++++ Given data

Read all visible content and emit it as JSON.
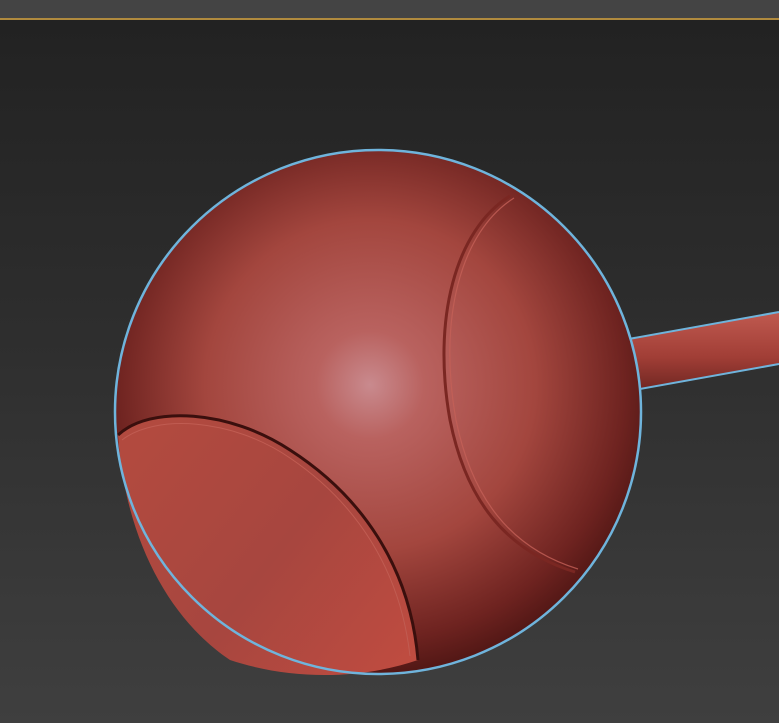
{
  "viewport": {
    "active_border_color": "#b08a3e",
    "background_top": "#222222",
    "background_bottom": "#3f3f3f"
  },
  "object": {
    "type": "sphere-shade-with-rod",
    "base_color": "#b4463c",
    "highlight_color": "#c8868a",
    "shadow_color": "#4a1412",
    "selection_outline_color": "#6fb4dc",
    "selected": true
  }
}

++++++++

▶ [Given task]:
Without the pictures, retype the whole of the material above exactly.

▶ [Final result]:
Read all visible content and emit it as JSON.
{
  "viewport": {
    "active_border_color": "#b08a3e",
    "background_top": "#222222",
    "background_bottom": "#3f3f3f"
  },
  "object": {
    "type": "sphere-shade-with-rod",
    "base_color": "#b4463c",
    "highlight_color": "#c8868a",
    "shadow_color": "#4a1412",
    "selection_outline_color": "#6fb4dc",
    "selected": true
  }
}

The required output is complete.